EXERCISE TASK:
All of the material below is to be retyped exactly.

DATASET EXTRACT:
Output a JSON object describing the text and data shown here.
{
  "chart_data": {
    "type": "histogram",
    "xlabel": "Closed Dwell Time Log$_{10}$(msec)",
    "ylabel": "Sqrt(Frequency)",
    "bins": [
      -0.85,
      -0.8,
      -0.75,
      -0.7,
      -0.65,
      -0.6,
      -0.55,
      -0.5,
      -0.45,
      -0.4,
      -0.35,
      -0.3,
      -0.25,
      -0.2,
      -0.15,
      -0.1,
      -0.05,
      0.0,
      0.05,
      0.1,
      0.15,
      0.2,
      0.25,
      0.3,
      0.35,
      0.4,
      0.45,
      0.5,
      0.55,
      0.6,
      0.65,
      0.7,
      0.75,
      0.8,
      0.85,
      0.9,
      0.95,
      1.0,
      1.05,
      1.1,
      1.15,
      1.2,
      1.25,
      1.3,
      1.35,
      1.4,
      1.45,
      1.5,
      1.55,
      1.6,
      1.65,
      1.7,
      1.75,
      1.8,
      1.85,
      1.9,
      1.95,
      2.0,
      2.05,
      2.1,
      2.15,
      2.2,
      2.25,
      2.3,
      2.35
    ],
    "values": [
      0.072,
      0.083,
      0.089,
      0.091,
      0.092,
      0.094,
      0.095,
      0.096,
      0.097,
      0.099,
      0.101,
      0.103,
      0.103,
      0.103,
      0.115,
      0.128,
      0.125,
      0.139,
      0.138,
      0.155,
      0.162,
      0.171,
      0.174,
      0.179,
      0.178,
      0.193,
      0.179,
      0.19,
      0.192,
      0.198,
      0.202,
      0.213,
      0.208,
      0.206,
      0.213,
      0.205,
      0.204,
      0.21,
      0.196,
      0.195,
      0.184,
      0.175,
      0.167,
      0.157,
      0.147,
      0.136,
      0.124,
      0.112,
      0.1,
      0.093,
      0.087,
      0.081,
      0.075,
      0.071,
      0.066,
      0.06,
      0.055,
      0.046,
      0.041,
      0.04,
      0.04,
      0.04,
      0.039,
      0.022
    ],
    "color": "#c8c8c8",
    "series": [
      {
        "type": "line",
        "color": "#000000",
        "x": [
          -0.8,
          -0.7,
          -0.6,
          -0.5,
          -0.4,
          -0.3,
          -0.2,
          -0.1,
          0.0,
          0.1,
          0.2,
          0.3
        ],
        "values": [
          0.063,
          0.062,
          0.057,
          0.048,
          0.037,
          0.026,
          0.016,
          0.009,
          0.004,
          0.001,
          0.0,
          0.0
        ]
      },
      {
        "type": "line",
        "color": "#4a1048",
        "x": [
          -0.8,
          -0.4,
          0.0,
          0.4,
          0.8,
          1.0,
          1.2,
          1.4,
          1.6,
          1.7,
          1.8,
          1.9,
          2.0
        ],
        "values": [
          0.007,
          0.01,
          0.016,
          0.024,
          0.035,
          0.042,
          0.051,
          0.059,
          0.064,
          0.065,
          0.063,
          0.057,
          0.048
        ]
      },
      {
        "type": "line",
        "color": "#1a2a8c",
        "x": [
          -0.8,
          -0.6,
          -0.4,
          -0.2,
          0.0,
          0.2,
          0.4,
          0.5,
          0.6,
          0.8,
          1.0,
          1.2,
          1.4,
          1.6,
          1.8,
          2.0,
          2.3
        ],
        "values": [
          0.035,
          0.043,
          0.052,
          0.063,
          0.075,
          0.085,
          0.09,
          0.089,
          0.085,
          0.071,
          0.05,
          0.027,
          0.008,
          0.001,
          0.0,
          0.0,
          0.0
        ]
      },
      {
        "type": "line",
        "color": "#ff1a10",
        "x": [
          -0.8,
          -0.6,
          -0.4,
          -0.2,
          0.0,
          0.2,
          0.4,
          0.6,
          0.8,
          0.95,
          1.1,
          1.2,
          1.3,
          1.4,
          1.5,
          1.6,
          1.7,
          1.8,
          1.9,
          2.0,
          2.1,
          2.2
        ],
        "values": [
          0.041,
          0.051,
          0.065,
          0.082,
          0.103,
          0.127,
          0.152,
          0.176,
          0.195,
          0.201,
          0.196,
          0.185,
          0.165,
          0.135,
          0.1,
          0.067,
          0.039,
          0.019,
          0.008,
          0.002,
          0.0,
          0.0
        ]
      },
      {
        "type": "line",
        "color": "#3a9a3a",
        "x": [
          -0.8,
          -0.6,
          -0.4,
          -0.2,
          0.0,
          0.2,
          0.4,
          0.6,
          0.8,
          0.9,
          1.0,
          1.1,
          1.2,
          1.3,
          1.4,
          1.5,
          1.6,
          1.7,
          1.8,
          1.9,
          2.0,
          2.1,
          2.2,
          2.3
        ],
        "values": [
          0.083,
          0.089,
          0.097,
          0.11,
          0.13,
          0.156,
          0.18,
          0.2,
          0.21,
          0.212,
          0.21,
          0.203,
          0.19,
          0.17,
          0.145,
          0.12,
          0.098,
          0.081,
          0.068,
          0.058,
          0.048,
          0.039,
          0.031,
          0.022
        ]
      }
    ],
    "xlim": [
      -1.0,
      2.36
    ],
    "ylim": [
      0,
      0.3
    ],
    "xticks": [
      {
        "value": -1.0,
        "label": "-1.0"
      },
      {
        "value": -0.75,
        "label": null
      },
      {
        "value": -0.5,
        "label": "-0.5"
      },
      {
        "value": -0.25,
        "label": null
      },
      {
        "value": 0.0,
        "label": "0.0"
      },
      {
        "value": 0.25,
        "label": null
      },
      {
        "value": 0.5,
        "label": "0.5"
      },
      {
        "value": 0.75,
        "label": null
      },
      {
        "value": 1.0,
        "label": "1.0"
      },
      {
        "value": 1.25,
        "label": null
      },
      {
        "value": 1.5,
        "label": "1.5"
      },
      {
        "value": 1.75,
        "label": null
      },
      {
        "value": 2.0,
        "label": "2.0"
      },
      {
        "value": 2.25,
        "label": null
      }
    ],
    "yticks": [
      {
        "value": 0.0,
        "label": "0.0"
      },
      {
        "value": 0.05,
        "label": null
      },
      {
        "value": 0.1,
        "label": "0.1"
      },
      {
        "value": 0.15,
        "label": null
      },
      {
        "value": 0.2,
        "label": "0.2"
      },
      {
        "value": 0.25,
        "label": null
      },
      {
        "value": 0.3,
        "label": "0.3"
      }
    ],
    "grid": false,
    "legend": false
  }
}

THE REPLY:
Output a JSON object describing the text and data shown here.
{
  "chart_data": {
    "type": "histogram",
    "xlabel": "Closed Dwell Time Log$_{10}$(msec)",
    "ylabel": "Sqrt(Frequency)",
    "bins": [
      -0.85,
      -0.8,
      -0.75,
      -0.7,
      -0.65,
      -0.6,
      -0.55,
      -0.5,
      -0.45,
      -0.4,
      -0.35,
      -0.3,
      -0.25,
      -0.2,
      -0.15,
      -0.1,
      -0.05,
      0.0,
      0.05,
      0.1,
      0.15,
      0.2,
      0.25,
      0.3,
      0.35,
      0.4,
      0.45,
      0.5,
      0.55,
      0.6,
      0.65,
      0.7,
      0.75,
      0.8,
      0.85,
      0.9,
      0.95,
      1.0,
      1.05,
      1.1,
      1.15,
      1.2,
      1.25,
      1.3,
      1.35,
      1.4,
      1.45,
      1.5,
      1.55,
      1.6,
      1.65,
      1.7,
      1.75,
      1.8,
      1.85,
      1.9,
      1.95,
      2.0,
      2.05,
      2.1,
      2.15,
      2.2,
      2.25,
      2.3,
      2.35
    ],
    "values": [
      0.072,
      0.083,
      0.089,
      0.091,
      0.092,
      0.094,
      0.095,
      0.096,
      0.097,
      0.099,
      0.101,
      0.103,
      0.103,
      0.103,
      0.115,
      0.128,
      0.125,
      0.139,
      0.138,
      0.155,
      0.162,
      0.171,
      0.174,
      0.179,
      0.178,
      0.193,
      0.179,
      0.19,
      0.192,
      0.198,
      0.202,
      0.213,
      0.208,
      0.206,
      0.213,
      0.205,
      0.204,
      0.21,
      0.196,
      0.195,
      0.184,
      0.175,
      0.167,
      0.157,
      0.147,
      0.136,
      0.124,
      0.112,
      0.1,
      0.093,
      0.087,
      0.081,
      0.075,
      0.071,
      0.066,
      0.06,
      0.055,
      0.046,
      0.041,
      0.04,
      0.04,
      0.04,
      0.039,
      0.022
    ],
    "color": "#c8c8c8",
    "series": [
      {
        "type": "line",
        "color": "#000000",
        "x": [
          -0.8,
          -0.7,
          -0.6,
          -0.5,
          -0.4,
          -0.3,
          -0.2,
          -0.1,
          0.0,
          0.1,
          0.2,
          0.3
        ],
        "values": [
          0.063,
          0.062,
          0.057,
          0.048,
          0.037,
          0.026,
          0.016,
          0.009,
          0.004,
          0.001,
          0.0,
          0.0
        ]
      },
      {
        "type": "line",
        "color": "#4a1048",
        "x": [
          -0.8,
          -0.4,
          0.0,
          0.4,
          0.8,
          1.0,
          1.2,
          1.4,
          1.6,
          1.7,
          1.8,
          1.9,
          2.0
        ],
        "values": [
          0.007,
          0.01,
          0.016,
          0.024,
          0.035,
          0.042,
          0.051,
          0.059,
          0.064,
          0.065,
          0.063,
          0.057,
          0.048
        ]
      },
      {
        "type": "line",
        "color": "#1a2a8c",
        "x": [
          -0.8,
          -0.6,
          -0.4,
          -0.2,
          0.0,
          0.2,
          0.4,
          0.5,
          0.6,
          0.8,
          1.0,
          1.2,
          1.4,
          1.6,
          1.8,
          2.0,
          2.3
        ],
        "values": [
          0.035,
          0.043,
          0.052,
          0.063,
          0.075,
          0.085,
          0.09,
          0.089,
          0.085,
          0.071,
          0.05,
          0.027,
          0.008,
          0.001,
          0.0,
          0.0,
          0.0
        ]
      },
      {
        "type": "line",
        "color": "#ff1a10",
        "x": [
          -0.8,
          -0.6,
          -0.4,
          -0.2,
          0.0,
          0.2,
          0.4,
          0.6,
          0.8,
          0.95,
          1.1,
          1.2,
          1.3,
          1.4,
          1.5,
          1.6,
          1.7,
          1.8,
          1.9,
          2.0,
          2.1,
          2.2
        ],
        "values": [
          0.041,
          0.051,
          0.065,
          0.082,
          0.103,
          0.127,
          0.152,
          0.176,
          0.195,
          0.201,
          0.196,
          0.185,
          0.165,
          0.135,
          0.1,
          0.067,
          0.039,
          0.019,
          0.008,
          0.002,
          0.0,
          0.0
        ]
      },
      {
        "type": "line",
        "color": "#3a9a3a",
        "x": [
          -0.8,
          -0.6,
          -0.4,
          -0.2,
          0.0,
          0.2,
          0.4,
          0.6,
          0.8,
          0.9,
          1.0,
          1.1,
          1.2,
          1.3,
          1.4,
          1.5,
          1.6,
          1.7,
          1.8,
          1.9,
          2.0,
          2.1,
          2.2,
          2.3
        ],
        "values": [
          0.083,
          0.089,
          0.097,
          0.11,
          0.13,
          0.156,
          0.18,
          0.2,
          0.21,
          0.212,
          0.21,
          0.203,
          0.19,
          0.17,
          0.145,
          0.12,
          0.098,
          0.081,
          0.068,
          0.058,
          0.048,
          0.039,
          0.031,
          0.022
        ]
      }
    ],
    "xlim": [
      -1.0,
      2.36
    ],
    "ylim": [
      0,
      0.3
    ],
    "xticks": [
      {
        "value": -1.0,
        "label": "-1.0"
      },
      {
        "value": -0.75,
        "label": null
      },
      {
        "value": -0.5,
        "label": "-0.5"
      },
      {
        "value": -0.25,
        "label": null
      },
      {
        "value": 0.0,
        "label": "0.0"
      },
      {
        "value": 0.25,
        "label": null
      },
      {
        "value": 0.5,
        "label": "0.5"
      },
      {
        "value": 0.75,
        "label": null
      },
      {
        "value": 1.0,
        "label": "1.0"
      },
      {
        "value": 1.25,
        "label": null
      },
      {
        "value": 1.5,
        "label": "1.5"
      },
      {
        "value": 1.75,
        "label": null
      },
      {
        "value": 2.0,
        "label": "2.0"
      },
      {
        "value": 2.25,
        "label": null
      }
    ],
    "yticks": [
      {
        "value": 0.0,
        "label": "0.0"
      },
      {
        "value": 0.05,
        "label": null
      },
      {
        "value": 0.1,
        "label": "0.1"
      },
      {
        "value": 0.15,
        "label": null
      },
      {
        "value": 0.2,
        "label": "0.2"
      },
      {
        "value": 0.25,
        "label": null
      },
      {
        "value": 0.3,
        "label": "0.3"
      }
    ],
    "grid": false,
    "legend": false
  }
}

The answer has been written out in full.